**RAW RECORDS**
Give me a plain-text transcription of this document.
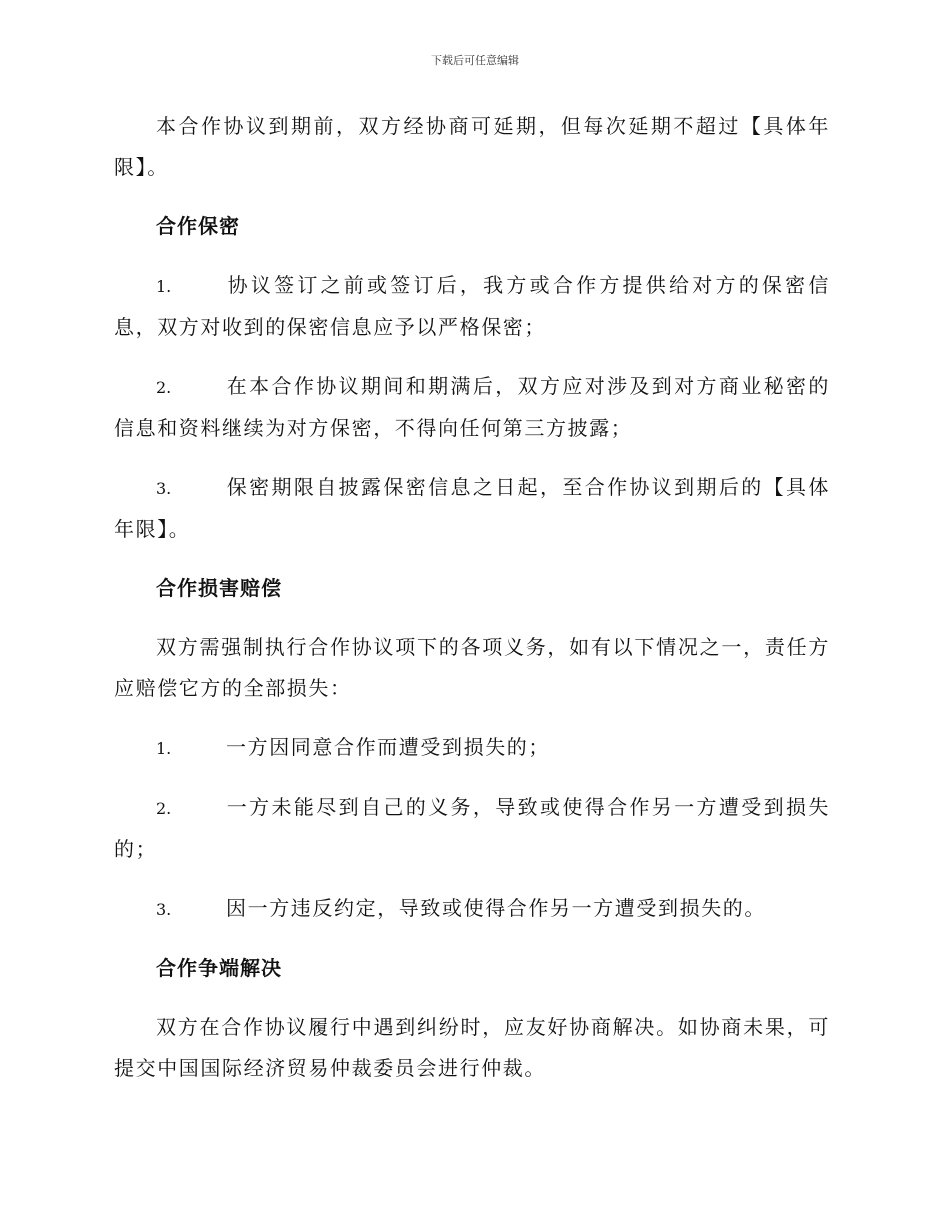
下载后可任意编辑

本合作协议到期前，双方经协商可延期，但每次延期不超过【具体年限】。

合作保密

1.	协议签订之前或签订后，我方或合作方提供给对方的保密信息，双方对收到的保密信息应予以严格保密；

2.	在本合作协议期间和期满后，双方应对涉及到对方商业秘密的信息和资料继续为对方保密，不得向任何第三方披露；

3.	保密期限自披露保密信息之日起，至合作协议到期后的【具体年限】。

合作损害赔偿

双方需强制执行合作协议项下的各项义务，如有以下情况之一，责任方应赔偿它方的全部损失：

1.	一方因同意合作而遭受到损失的；

2.	一方未能尽到自己的义务，导致或使得合作另一方遭受到损失的；

3.	因一方违反约定，导致或使得合作另一方遭受到损失的。

合作争端解决

双方在合作协议履行中遇到纠纷时，应友好协商解决。如协商未果，可提交中国国际经济贸易仲裁委员会进行仲裁。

**WHAT TO PRODUCE**
Isolate the lines above that contain the word "具体年限" and copy them.

**WRITTEN SOLUTION**
本合作协议到期前，双方经协商可延期，但每次延期不超过【具体年限】。
3.	保密期限自披露保密信息之日起，至合作协议到期后的【具体年限】。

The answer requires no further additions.